* GIVEN REQUEST *
Your task is to transcribe the entries below exactly, beginning with the line containing "Decode this image" and ending with the final line, and to add nothing else.
++++ RAW RECORDS ++++
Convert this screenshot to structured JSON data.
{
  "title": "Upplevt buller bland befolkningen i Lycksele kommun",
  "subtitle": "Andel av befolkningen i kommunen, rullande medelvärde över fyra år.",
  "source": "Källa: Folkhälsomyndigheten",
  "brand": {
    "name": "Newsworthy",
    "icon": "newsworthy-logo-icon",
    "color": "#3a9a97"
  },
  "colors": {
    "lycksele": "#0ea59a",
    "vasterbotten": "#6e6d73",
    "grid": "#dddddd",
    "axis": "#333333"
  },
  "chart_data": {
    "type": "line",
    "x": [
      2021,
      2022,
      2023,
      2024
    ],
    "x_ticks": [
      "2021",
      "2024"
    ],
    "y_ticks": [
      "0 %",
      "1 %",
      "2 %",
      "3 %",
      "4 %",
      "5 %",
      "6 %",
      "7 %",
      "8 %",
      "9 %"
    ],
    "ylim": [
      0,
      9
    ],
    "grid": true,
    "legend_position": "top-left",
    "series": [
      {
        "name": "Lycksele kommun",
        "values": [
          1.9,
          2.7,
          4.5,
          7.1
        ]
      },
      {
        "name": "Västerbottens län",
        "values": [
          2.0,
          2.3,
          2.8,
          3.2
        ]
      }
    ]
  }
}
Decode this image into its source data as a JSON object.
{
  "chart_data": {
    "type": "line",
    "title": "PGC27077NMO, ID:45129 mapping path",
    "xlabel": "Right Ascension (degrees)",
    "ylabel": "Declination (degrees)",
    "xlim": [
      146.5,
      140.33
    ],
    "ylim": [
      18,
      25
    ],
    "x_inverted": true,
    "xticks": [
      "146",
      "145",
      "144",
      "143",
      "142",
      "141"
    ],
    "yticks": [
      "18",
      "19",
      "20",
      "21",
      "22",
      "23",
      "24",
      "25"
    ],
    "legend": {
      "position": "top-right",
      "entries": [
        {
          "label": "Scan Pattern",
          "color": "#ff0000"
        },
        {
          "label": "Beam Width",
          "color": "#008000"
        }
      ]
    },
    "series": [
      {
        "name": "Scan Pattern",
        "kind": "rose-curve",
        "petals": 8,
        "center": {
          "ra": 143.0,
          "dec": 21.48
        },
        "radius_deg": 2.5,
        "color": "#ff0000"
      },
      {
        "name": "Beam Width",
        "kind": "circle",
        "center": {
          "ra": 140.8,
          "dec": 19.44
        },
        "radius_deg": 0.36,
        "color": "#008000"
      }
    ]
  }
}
++++
* CORRECT RESPONSE *
Decode this image into its source data as a JSON object.
{
  "chart_data": {
    "type": "line",
    "title": "PGC27077NMO, ID:45129 mapping path",
    "xlabel": "Right Ascension (degrees)",
    "ylabel": "Declination (degrees)",
    "xlim": [
      146.5,
      140.33
    ],
    "ylim": [
      18,
      25
    ],
    "x_inverted": true,
    "xticks": [
      "146",
      "145",
      "144",
      "143",
      "142",
      "141"
    ],
    "yticks": [
      "18",
      "19",
      "20",
      "21",
      "22",
      "23",
      "24",
      "25"
    ],
    "legend": {
      "position": "top-right",
      "entries": [
        {
          "label": "Scan Pattern",
          "color": "#ff0000"
        },
        {
          "label": "Beam Width",
          "color": "#008000"
        }
      ]
    },
    "series": [
      {
        "name": "Scan Pattern",
        "kind": "rose-curve",
        "petals": 8,
        "center": {
          "ra": 143.0,
          "dec": 21.48
        },
        "radius_deg": 2.5,
        "color": "#ff0000"
      },
      {
        "name": "Beam Width",
        "kind": "circle",
        "center": {
          "ra": 140.8,
          "dec": 19.44
        },
        "radius_deg": 0.36,
        "color": "#008000"
      }
    ]
  }
}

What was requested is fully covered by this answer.